REQUEST: Give the number of lines in the data that hold the word "JSON", and nothing else.

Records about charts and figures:
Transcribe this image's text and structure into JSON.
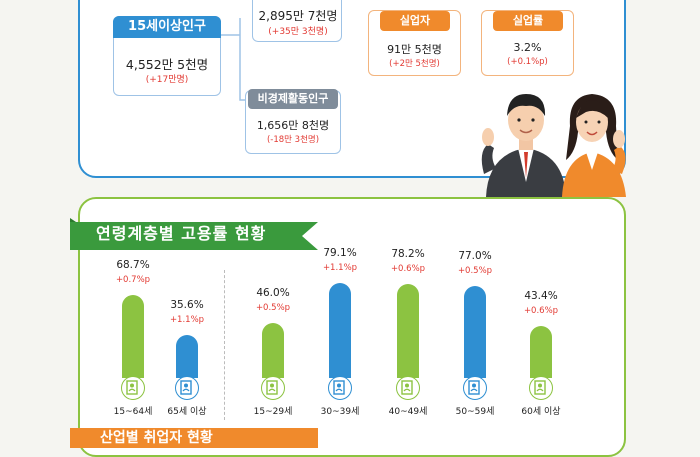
{
  "top": {
    "employed": {
      "value": "2,895만 7천명",
      "change": "(+35만 3천명)"
    },
    "pop15": {
      "label": "15세이상인구",
      "value": "4,552만 5천명",
      "change": "(+17만명)"
    },
    "unemployed": {
      "label": "실업자",
      "value": "91만 5천명",
      "change": "(+2만 5천명)"
    },
    "unemp_rate": {
      "label": "실업률",
      "value": "3.2%",
      "change": "(+0.1%p)"
    },
    "inactive": {
      "label": "비경제활동인구",
      "value": "1,656만 8천명",
      "change": "(-18만 3천명)"
    }
  },
  "colors": {
    "blue": "#2f8fd2",
    "green": "#8cc341",
    "orange": "#f08a2c",
    "red": "#e23a33",
    "dark_green": "#3a9a3d"
  },
  "icons": [
    "employee-doc-icon"
  ],
  "bottom": {
    "title": "연령계층별 고용률 현황",
    "footer_title": "산업별 취업자 현황"
  },
  "chart_data": {
    "type": "bar",
    "title": "연령계층별 고용률 현황",
    "categories": [
      "15~64세",
      "65세 이상",
      "15~29세",
      "30~39세",
      "40~49세",
      "50~59세",
      "60세 이상"
    ],
    "values": [
      68.7,
      35.6,
      46.0,
      79.1,
      78.2,
      77.0,
      43.4
    ],
    "value_labels": [
      "68.7%",
      "35.6%",
      "46.0%",
      "79.1%",
      "78.2%",
      "77.0%",
      "43.4%"
    ],
    "changes": [
      "+0.7%p",
      "+1.1%p",
      "+0.5%p",
      "+1.1%p",
      "+0.6%p",
      "+0.5%p",
      "+0.6%p"
    ],
    "bar_colors": [
      "#8cc341",
      "#2f8fd2",
      "#8cc341",
      "#2f8fd2",
      "#8cc341",
      "#2f8fd2",
      "#8cc341"
    ],
    "ylim": [
      0,
      100
    ],
    "grid": false
  }
}
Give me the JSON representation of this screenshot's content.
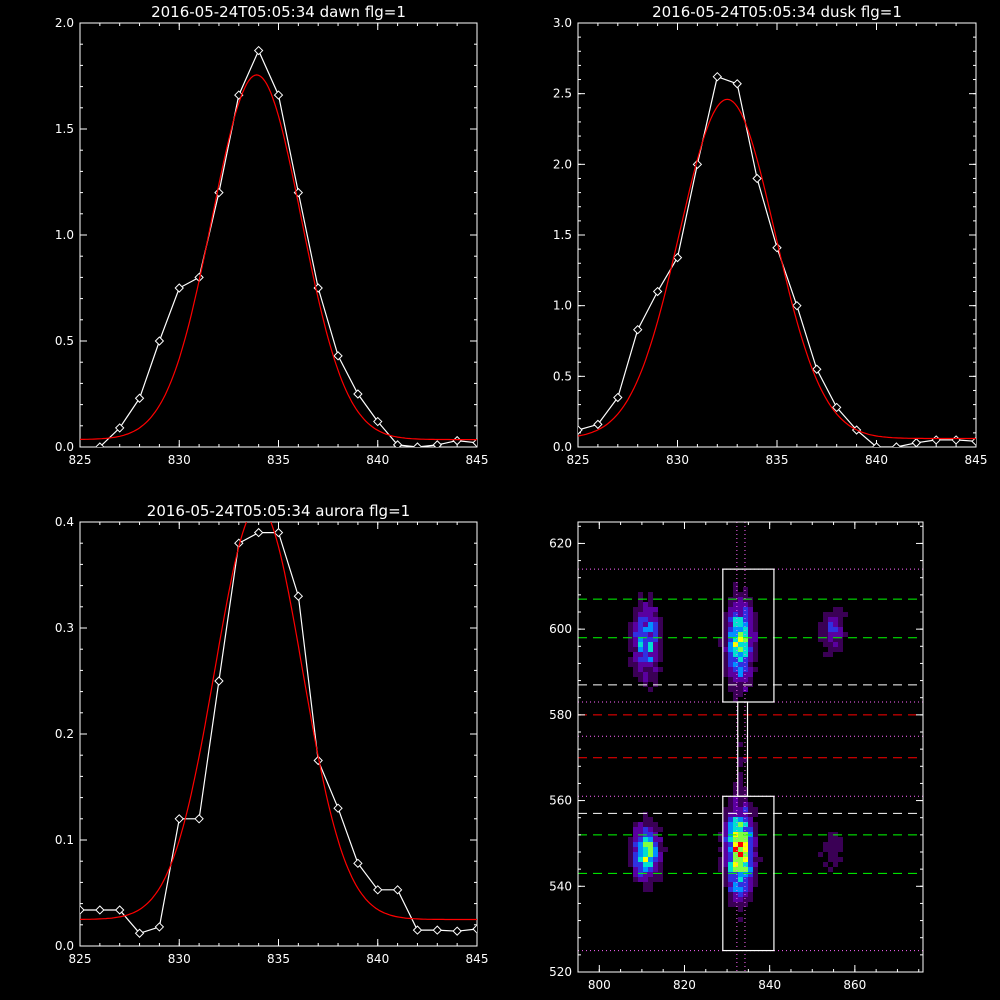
{
  "chart_data": [
    {
      "type": "line",
      "title": "2016-05-24T05:05:34 dawn flg=1",
      "xlim": [
        825,
        845
      ],
      "ylim": [
        0,
        2.0
      ],
      "xticks": [
        "825",
        "830",
        "835",
        "840",
        "845"
      ],
      "yticks": [
        "0.0",
        "0.5",
        "1.0",
        "1.5",
        "2.0"
      ],
      "x": [
        826,
        827,
        828,
        829,
        830,
        831,
        832,
        833,
        834,
        835,
        836,
        837,
        838,
        839,
        840,
        841,
        842,
        843,
        844,
        845
      ],
      "series": [
        {
          "values": [
            0.0,
            0.09,
            0.23,
            0.5,
            0.75,
            0.8,
            1.2,
            1.66,
            1.87,
            1.66,
            1.2,
            0.75,
            0.43,
            0.25,
            0.12,
            0.01,
            0.0,
            0.01,
            0.03,
            0.02
          ],
          "color": "#ffffff",
          "markers": "diamond"
        },
        {
          "model": "gaussian",
          "peak_x": 833.9,
          "amplitude": 1.72,
          "sigma": 2.25,
          "baseline": 0.035,
          "color": "#ff0000"
        }
      ]
    },
    {
      "type": "line",
      "title": "2016-05-24T05:05:34 dusk flg=1",
      "xlim": [
        825,
        845
      ],
      "ylim": [
        0,
        3.0
      ],
      "xticks": [
        "825",
        "830",
        "835",
        "840",
        "845"
      ],
      "yticks": [
        "0.0",
        "0.5",
        "1.0",
        "1.5",
        "2.0",
        "2.5",
        "3.0"
      ],
      "x": [
        825,
        826,
        827,
        828,
        829,
        830,
        831,
        832,
        833,
        834,
        835,
        836,
        837,
        838,
        839,
        840,
        841,
        842,
        843,
        844,
        845
      ],
      "series": [
        {
          "values": [
            0.12,
            0.16,
            0.35,
            0.83,
            1.1,
            1.34,
            2.0,
            2.62,
            2.57,
            1.9,
            1.41,
            1.0,
            0.55,
            0.28,
            0.12,
            0.0,
            0.0,
            0.03,
            0.05,
            0.05,
            0.04
          ],
          "color": "#ffffff",
          "markers": "diamond"
        },
        {
          "model": "gaussian",
          "peak_x": 832.5,
          "amplitude": 2.4,
          "sigma": 2.4,
          "baseline": 0.06,
          "color": "#ff0000"
        }
      ]
    },
    {
      "type": "line",
      "title": "2016-05-24T05:05:34 aurora flg=1",
      "xlim": [
        825,
        845
      ],
      "ylim": [
        0,
        0.4
      ],
      "xticks": [
        "825",
        "830",
        "835",
        "840",
        "845"
      ],
      "yticks": [
        "0.0",
        "0.1",
        "0.2",
        "0.3",
        "0.4"
      ],
      "x": [
        825,
        826,
        827,
        828,
        829,
        830,
        831,
        832,
        833,
        834,
        835,
        836,
        837,
        838,
        839,
        840,
        841,
        842,
        843,
        844,
        845
      ],
      "series": [
        {
          "values": [
            0.034,
            0.034,
            0.034,
            0.012,
            0.018,
            0.12,
            0.12,
            0.25,
            0.38,
            0.39,
            0.39,
            0.33,
            0.175,
            0.13,
            0.078,
            0.053,
            0.053,
            0.015,
            0.015,
            0.014,
            0.016
          ],
          "color": "#ffffff",
          "markers": "diamond"
        },
        {
          "model": "gaussian",
          "peak_x": 834.0,
          "amplitude": 0.39,
          "sigma": 2.2,
          "baseline": 0.025,
          "color": "#ff0000"
        }
      ]
    },
    {
      "type": "heatmap",
      "title": "",
      "xlim": [
        795,
        876
      ],
      "ylim": [
        520,
        625
      ],
      "xticks": [
        "800",
        "820",
        "840",
        "860"
      ],
      "yticks": [
        "520",
        "540",
        "560",
        "580",
        "600",
        "620"
      ],
      "colormap": [
        "#000000",
        "#3a0055",
        "#5a00a0",
        "#3030e0",
        "#0090ff",
        "#00e0d0",
        "#80ff40",
        "#ffff00",
        "#ff0000"
      ],
      "blobs": [
        {
          "x": 811,
          "y": 597,
          "sx": 2.3,
          "sy": 6,
          "amp": 0.6
        },
        {
          "x": 811,
          "y": 548,
          "sx": 2.3,
          "sy": 4.5,
          "amp": 0.72
        },
        {
          "x": 833,
          "y": 597,
          "sx": 2.3,
          "sy": 6.5,
          "amp": 0.78
        },
        {
          "x": 833,
          "y": 548,
          "sx": 2.3,
          "sy": 7,
          "amp": 0.95
        },
        {
          "x": 855,
          "y": 600,
          "sx": 2.3,
          "sy": 4,
          "amp": 0.35
        },
        {
          "x": 855,
          "y": 548,
          "sx": 2.3,
          "sy": 4,
          "amp": 0.2
        },
        {
          "x": 833,
          "y": 570,
          "sx": 1.5,
          "sy": 8,
          "amp": 0.12
        }
      ],
      "boxes": [
        {
          "x0": 829,
          "x1": 841,
          "y0": 583,
          "y1": 614,
          "color": "#ffffff"
        },
        {
          "x0": 829,
          "x1": 841,
          "y0": 525,
          "y1": 561,
          "color": "#ffffff"
        },
        {
          "x0": 832.5,
          "x1": 834.8,
          "y0": 561,
          "y1": 583,
          "color": "#ffffff"
        }
      ],
      "hlines": [
        {
          "y": 614,
          "color": "#ff66ff",
          "style": "dotted"
        },
        {
          "y": 607,
          "color": "#00ff00",
          "style": "dashed"
        },
        {
          "y": 598,
          "color": "#00ff00",
          "style": "dashed"
        },
        {
          "y": 587,
          "color": "#ffffff",
          "style": "dashed"
        },
        {
          "y": 583,
          "color": "#ff66ff",
          "style": "dotted"
        },
        {
          "y": 580,
          "color": "#ff0000",
          "style": "dashed"
        },
        {
          "y": 575,
          "color": "#ff66ff",
          "style": "dotted"
        },
        {
          "y": 570,
          "color": "#ff0000",
          "style": "dashed"
        },
        {
          "y": 561,
          "color": "#ff66ff",
          "style": "dotted"
        },
        {
          "y": 557,
          "color": "#ffffff",
          "style": "dashed"
        },
        {
          "y": 552,
          "color": "#00ff00",
          "style": "dashed"
        },
        {
          "y": 543,
          "color": "#00ff00",
          "style": "dashed"
        },
        {
          "y": 525,
          "color": "#ff66ff",
          "style": "dotted"
        }
      ],
      "vlines": [
        {
          "x": 832.3,
          "color": "#ff66ff",
          "style": "dotted"
        },
        {
          "x": 834.2,
          "color": "#ff66ff",
          "style": "dotted"
        }
      ]
    }
  ]
}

RESULT: 2